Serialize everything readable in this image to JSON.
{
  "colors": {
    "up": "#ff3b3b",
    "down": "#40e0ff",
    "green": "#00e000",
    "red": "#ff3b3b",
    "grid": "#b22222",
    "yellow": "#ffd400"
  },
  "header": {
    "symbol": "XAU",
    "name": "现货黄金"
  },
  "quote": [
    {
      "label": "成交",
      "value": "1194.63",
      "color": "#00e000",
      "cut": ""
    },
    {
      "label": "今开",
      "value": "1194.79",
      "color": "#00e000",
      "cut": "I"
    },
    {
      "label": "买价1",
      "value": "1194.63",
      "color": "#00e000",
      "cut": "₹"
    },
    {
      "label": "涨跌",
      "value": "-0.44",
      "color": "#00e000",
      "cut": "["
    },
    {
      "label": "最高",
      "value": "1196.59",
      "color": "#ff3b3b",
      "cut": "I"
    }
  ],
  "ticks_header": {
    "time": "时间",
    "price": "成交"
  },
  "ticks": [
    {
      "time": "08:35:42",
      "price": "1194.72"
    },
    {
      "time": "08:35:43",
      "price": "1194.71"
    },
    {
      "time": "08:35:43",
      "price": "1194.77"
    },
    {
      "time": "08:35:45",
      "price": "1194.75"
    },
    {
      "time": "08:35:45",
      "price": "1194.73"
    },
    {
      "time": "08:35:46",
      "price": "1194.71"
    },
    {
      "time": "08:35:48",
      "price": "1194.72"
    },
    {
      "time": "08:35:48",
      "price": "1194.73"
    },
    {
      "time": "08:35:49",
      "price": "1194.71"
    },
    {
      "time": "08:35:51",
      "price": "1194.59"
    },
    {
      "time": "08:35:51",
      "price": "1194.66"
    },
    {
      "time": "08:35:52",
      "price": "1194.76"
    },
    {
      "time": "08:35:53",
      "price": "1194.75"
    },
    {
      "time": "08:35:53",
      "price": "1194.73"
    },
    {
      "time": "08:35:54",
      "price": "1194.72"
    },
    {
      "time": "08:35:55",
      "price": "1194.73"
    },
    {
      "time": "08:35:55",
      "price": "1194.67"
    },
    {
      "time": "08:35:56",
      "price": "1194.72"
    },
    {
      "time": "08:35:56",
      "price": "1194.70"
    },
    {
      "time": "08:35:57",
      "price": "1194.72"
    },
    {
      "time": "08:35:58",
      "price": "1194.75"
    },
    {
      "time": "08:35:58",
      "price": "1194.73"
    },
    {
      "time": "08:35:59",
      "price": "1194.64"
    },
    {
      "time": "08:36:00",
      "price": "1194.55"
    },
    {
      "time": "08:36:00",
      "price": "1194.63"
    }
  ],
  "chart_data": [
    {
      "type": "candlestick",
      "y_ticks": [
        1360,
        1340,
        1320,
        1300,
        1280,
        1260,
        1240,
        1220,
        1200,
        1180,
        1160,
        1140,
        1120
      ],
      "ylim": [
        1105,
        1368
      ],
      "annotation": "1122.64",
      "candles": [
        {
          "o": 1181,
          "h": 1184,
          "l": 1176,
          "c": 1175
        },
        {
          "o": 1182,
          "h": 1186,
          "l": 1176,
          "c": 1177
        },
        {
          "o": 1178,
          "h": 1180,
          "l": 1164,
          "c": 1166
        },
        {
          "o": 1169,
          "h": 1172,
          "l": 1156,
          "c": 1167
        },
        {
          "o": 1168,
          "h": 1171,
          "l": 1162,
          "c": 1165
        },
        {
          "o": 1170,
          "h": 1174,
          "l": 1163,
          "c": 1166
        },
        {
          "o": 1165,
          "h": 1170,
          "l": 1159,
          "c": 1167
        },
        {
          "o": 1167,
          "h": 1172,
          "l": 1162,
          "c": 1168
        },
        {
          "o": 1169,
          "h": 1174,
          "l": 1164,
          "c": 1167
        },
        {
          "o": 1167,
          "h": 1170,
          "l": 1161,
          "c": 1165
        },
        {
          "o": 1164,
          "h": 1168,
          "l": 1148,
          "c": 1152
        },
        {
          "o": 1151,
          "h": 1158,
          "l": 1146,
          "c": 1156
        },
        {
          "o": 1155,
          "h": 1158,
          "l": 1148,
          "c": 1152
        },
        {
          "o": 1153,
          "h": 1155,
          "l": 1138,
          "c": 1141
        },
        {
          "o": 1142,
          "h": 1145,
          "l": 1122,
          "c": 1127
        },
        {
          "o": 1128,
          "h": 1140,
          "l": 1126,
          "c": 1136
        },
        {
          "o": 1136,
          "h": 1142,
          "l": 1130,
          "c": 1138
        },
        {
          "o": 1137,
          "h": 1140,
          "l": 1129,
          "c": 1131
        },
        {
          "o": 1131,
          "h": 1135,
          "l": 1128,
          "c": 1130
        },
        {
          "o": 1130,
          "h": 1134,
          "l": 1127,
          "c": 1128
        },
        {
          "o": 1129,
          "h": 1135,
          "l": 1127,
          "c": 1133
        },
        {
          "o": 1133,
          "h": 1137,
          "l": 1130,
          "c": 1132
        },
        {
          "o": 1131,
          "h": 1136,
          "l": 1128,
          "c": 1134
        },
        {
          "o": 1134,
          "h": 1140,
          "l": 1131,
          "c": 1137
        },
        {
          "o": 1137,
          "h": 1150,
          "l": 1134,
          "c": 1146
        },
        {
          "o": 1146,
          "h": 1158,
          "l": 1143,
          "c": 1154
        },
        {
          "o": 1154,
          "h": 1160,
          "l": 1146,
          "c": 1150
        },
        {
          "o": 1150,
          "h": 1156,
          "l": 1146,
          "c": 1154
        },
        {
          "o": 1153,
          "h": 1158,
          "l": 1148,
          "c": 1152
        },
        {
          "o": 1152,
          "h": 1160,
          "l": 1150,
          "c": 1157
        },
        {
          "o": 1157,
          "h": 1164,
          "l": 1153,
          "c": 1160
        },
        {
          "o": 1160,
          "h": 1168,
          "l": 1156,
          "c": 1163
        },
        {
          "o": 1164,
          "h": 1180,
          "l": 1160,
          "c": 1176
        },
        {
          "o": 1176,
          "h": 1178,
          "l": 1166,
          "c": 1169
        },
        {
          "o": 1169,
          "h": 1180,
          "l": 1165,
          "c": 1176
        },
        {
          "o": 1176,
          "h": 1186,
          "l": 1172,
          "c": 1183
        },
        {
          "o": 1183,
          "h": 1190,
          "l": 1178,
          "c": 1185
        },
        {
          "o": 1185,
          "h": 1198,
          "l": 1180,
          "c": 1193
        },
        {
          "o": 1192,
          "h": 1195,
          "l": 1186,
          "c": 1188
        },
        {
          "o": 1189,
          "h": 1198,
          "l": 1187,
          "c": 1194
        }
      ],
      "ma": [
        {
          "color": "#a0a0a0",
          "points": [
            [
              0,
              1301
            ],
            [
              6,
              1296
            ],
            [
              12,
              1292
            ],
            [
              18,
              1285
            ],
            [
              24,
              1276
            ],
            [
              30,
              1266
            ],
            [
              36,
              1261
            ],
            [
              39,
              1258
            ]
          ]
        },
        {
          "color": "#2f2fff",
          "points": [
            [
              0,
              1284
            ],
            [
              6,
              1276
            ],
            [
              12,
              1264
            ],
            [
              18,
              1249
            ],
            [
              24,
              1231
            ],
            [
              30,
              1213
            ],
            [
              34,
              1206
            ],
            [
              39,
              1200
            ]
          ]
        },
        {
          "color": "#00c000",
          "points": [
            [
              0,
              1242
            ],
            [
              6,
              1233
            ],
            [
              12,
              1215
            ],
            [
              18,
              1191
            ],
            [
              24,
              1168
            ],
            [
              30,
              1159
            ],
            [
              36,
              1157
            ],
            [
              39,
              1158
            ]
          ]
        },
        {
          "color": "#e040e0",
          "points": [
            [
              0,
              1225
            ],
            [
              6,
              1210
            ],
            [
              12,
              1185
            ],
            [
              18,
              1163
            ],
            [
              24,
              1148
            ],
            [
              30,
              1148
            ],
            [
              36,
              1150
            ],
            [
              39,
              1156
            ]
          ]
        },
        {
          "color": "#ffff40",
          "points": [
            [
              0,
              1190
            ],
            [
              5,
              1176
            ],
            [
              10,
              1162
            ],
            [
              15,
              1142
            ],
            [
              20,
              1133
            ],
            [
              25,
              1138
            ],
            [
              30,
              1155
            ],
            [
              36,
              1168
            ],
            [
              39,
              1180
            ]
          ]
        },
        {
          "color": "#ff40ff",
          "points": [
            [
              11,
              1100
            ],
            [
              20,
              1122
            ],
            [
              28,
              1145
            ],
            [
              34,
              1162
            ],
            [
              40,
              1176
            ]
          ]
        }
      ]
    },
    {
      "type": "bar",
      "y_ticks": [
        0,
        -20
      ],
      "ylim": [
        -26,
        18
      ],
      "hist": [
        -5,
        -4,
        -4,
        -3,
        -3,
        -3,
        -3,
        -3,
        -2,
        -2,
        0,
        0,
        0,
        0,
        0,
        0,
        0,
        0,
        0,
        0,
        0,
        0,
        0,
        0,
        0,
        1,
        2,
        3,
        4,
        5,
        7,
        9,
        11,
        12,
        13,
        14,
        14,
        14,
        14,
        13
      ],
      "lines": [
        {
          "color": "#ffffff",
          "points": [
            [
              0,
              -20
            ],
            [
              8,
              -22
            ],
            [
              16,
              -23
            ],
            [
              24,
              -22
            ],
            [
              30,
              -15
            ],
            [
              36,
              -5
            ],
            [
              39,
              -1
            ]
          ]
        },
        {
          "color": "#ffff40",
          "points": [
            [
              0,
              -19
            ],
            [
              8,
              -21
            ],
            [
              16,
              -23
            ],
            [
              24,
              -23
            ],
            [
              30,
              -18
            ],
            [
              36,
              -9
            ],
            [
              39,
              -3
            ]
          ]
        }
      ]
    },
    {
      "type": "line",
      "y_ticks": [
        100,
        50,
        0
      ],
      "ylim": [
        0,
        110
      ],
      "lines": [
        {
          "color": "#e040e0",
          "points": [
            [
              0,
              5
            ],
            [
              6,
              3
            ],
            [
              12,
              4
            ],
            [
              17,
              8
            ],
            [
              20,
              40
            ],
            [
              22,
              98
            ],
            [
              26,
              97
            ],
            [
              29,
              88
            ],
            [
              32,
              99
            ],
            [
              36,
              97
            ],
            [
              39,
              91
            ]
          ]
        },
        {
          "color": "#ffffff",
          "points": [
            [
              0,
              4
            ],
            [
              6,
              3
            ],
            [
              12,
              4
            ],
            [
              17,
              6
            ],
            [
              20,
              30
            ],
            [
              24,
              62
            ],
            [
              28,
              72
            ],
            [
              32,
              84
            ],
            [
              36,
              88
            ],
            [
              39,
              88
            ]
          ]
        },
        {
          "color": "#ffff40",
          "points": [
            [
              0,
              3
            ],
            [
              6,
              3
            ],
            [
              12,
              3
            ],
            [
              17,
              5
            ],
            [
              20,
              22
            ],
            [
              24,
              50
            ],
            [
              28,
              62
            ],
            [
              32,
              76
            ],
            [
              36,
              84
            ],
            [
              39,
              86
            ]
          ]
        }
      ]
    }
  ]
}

[The task]: Copy each line above containing the string "type".

[Result of this task]:
      "type": "candlestick",
      "type": "bar",
      "type": "line",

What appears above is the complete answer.